**Passage**
AAPI History is American History: Revisiting Carry Them All
*Note – article mentions suicide
May comes to a close this week, and with it Asian American & Pacific Islander (AAPI) Heritage Month. This year, I’m reflecting on one big word from the month’s title – ‘American’ – by revisiting the title track from my album, Carry Them All.
Every year, this month teaches me something about the community and my place in it, and I discover something fresh to celebrate about being part of the AAPI diaspora.
In May of 2023, more than ever I saw a focus on the importance of AAPI Heritage Month as an opportunity to uplift AAPI heritage and history as AMERICAN history, in defiance of the the long, painful pattern of AAPI’s being treated as ‘forever foreigners’. One of the gifts of the mixed heritage experience is existing in these intersections and knowing this truth intrinsically, in your bones. For the sake of this story, I’ll define ‘American’ as capturing that ‘American Dream’ — an immigrant story and the struggle to create a better life for the generations after.
I Carry Them All in Me
“Carry Them All” is about two of my great-grandmothers, both immigrants, one from Ireland and one from China. What’s more American than the symmetry of these two women, of the same generation but both from opposite sides of the world, making new lives in the United States? The first verse paints the picture:
Had a chip on my shoulder since the day I was born,
Held by hands that worked, and were worn,
That were raised up by arms that weathered the storm,
I carry them all in me.
Got the blood of a dragon and the shape of her face,
These freckles a kiss, Emerald Island that made
A woman who drank, and laughed, and sang.
I carry them all in me.
Kat Keogh was my great grandmother from Ireland, and Lum Shee Chew my great grandmother from China. Both of their lives were incredibly hard, and I’m deeply aware that my own life and the independence and voice I have is only possible because of their sacrifice and their bravery. While Kat’s story is one for another day, let’s meet Lum Shee (better known as Popo, maternal grandmother in Cantonese).
Meet Po Po, Lum Shee Chew
Po Po followed her husband, Quan Lung (or again, Gong Gong, maternal grandfather), to Atlanta from a small village outside Guangzhou, while the Chinese Exclusion Act was in place. They raised my grandma and four of her siblings in the back of their laundry (the eldest daughter, Ho, was left behind in China). She was both affectionately and not so affectionately referred to as the Dragon Lady; all painful associations with the stereotype aside, it fit. She was a little scary. She had to be. She ran much of the business through sheer force of will as Gong Gong, an artist at heart living with bipolar disorder before I’m sure any true help existed for him, did his best.

**Task brief**
In the article, why did Po Po "have to be" a little scary? Answer in one to three sentences.

**Given data**
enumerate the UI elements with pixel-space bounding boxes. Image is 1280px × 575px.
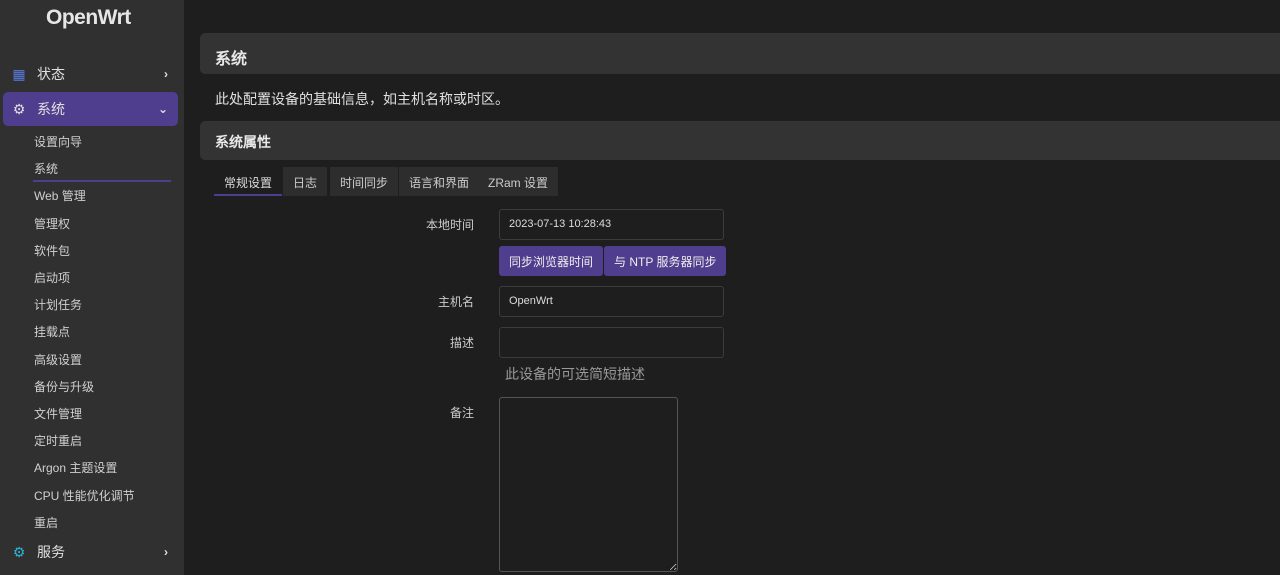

**Exercise solution**
Po Po ran much of the business through sheer force of will. Gong Gong, an artist at heart, was living with bipolar disorder at a time when no real help likely existed for him, and he could only do his best.